Provided material:

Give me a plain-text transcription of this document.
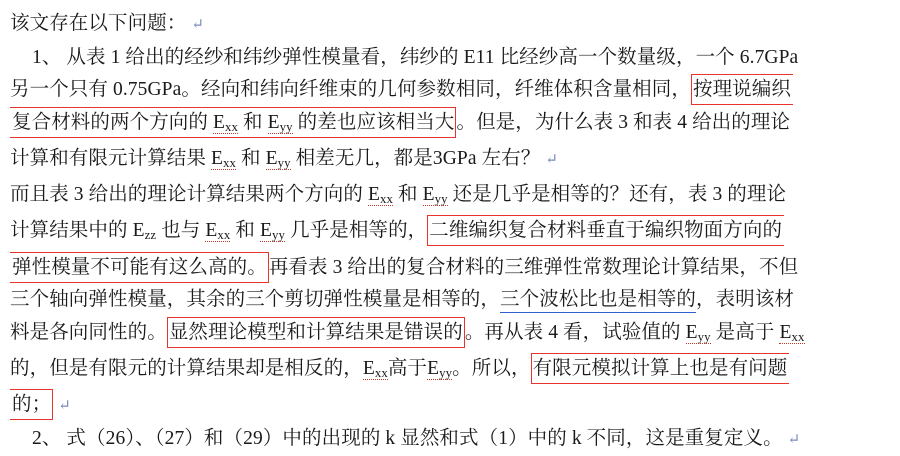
该文存在以下问题： ↵
1、 从表 1 给出的经纱和纬纱弹性模量看，纬纱的 E11 比经纱高一个数量级，一个 6.7GPa
另一个只有 0.75GPa。经向和纬向纤维束的几何参数相同，纤维体积含量相同， 按理说编织
复合材料的两个方向的 $E_{xx}$ 和 $E_{yy}$ 的差也应该相当大 。但是，为什么表 3 和表 4 给出的理论
计算和有限元计算结果 $E_{xx}$ 和 $E_{yy}$ 相差无几，都是3GPa 左右？ ↵
而且表 3 给出的理论计算结果两个方向的 $E_{xx}$ 和 $E_{yy}$ 还是几乎是相等的？还有，表 3 的理论
计算结果中的 $E_{zz}$ 也与 $E_{xx}$ 和 $E_{yy}$ 几乎是相等的， 二维编织复合材料垂直于编织物面方向的
弹性模量不可能有这么高的。 再看表 3 给出的复合材料的三维弹性常数理论计算结果，不但
三个轴向弹性模量，其余的三个剪切弹性模量是相等的，三个波松比也是相等的，表明该材
料是各向同性的。 显然理论模型和计算结果是错误的 。再从表 4 看，试验值的 $E_{yy}$ 是高于 $E_{xx}$
的，但是有限元的计算结果却是相反的，$E_{xx}$高于$E_{yy}$。所以， 有限元模拟计算上也是有问题
的； ↵
2、 式（26）、（27）和（29）中的出现的 k 显然和式（1）中的 k 不同，这是重复定义。 ↵
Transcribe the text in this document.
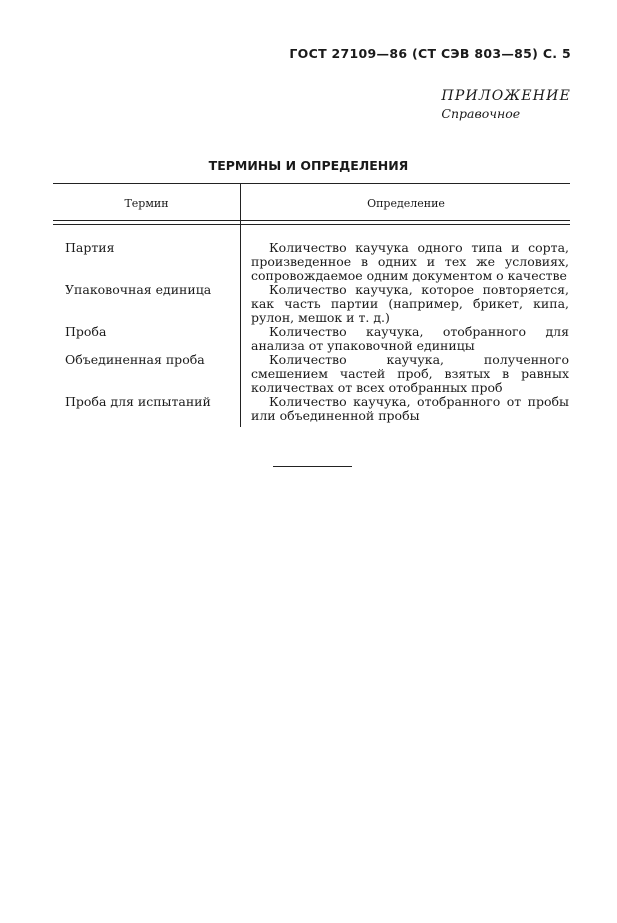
ГОСТ 27109—86 (СТ СЭВ 803—85) С. 5
ПРИЛОЖЕНИЕ
Справочное
ТЕРМИНЫ И ОПРЕДЕЛЕНИЯ
Термин	Определение
Партия	Количество каучука одного типа и сорта, произведенное в одних и тех же условиях, сопровождаемое одним документом о качестве
Упаковочная единица	Количество каучука, которое повторяется, как часть партии (например, брикет, кипа, рулон, мешок и т. д.)
Проба	Количество каучука, отобранного для анализа от упаковочной единицы
Объединенная проба	Количество каучука, полученного смешением частей проб, взятых в равных количествах от всех отобранных проб
Проба для испытаний	Количество каучука, отобранного от пробы или объединенной пробы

The request:
A faithful copy of the records above is needed, with the pictures left out.

Answer below:
Give me a plain-text transcription of this document.
该文存在以下问题： ↵
1、 从表 1 给出的经纱和纬纱弹性模量看，纬纱的 E11 比经纱高一个数量级，一个 6.7GPa
另一个只有 0.75GPa。经向和纬向纤维束的几何参数相同，纤维体积含量相同， 按理说编织
复合材料的两个方向的 $E_{xx}$ 和 $E_{yy}$ 的差也应该相当大 。但是，为什么表 3 和表 4 给出的理论
计算和有限元计算结果 $E_{xx}$ 和 $E_{yy}$ 相差无几，都是3GPa 左右？ ↵
而且表 3 给出的理论计算结果两个方向的 $E_{xx}$ 和 $E_{yy}$ 还是几乎是相等的？还有，表 3 的理论
计算结果中的 $E_{zz}$ 也与 $E_{xx}$ 和 $E_{yy}$ 几乎是相等的， 二维编织复合材料垂直于编织物面方向的
弹性模量不可能有这么高的。 再看表 3 给出的复合材料的三维弹性常数理论计算结果，不但
三个轴向弹性模量，其余的三个剪切弹性模量是相等的，三个波松比也是相等的，表明该材
料是各向同性的。 显然理论模型和计算结果是错误的 。再从表 4 看，试验值的 $E_{yy}$ 是高于 $E_{xx}$
的，但是有限元的计算结果却是相反的，$E_{xx}$高于$E_{yy}$。所以， 有限元模拟计算上也是有问题
的； ↵
2、 式（26）、（27）和（29）中的出现的 k 显然和式（1）中的 k 不同，这是重复定义。 ↵
Transcribe the text in this document.
ГОСТ 27109—86 (СТ СЭВ 803—85) С. 5
ПРИЛОЖЕНИЕ
Справочное
ТЕРМИНЫ И ОПРЕДЕЛЕНИЯ
Термин	Определение
Партия	Количество каучука одного типа и сорта, произведенное в одних и тех же условиях, сопровождаемое одним документом о качестве
Упаковочная единица	Количество каучука, которое повторяется, как часть партии (например, брикет, кипа, рулон, мешок и т. д.)
Проба	Количество каучука, отобранного для анализа от упаковочной единицы
Объединенная проба	Количество каучука, полученного смешением частей проб, взятых в равных количествах от всех отобранных проб
Проба для испытаний	Количество каучука, отобранного от пробы или объединенной пробы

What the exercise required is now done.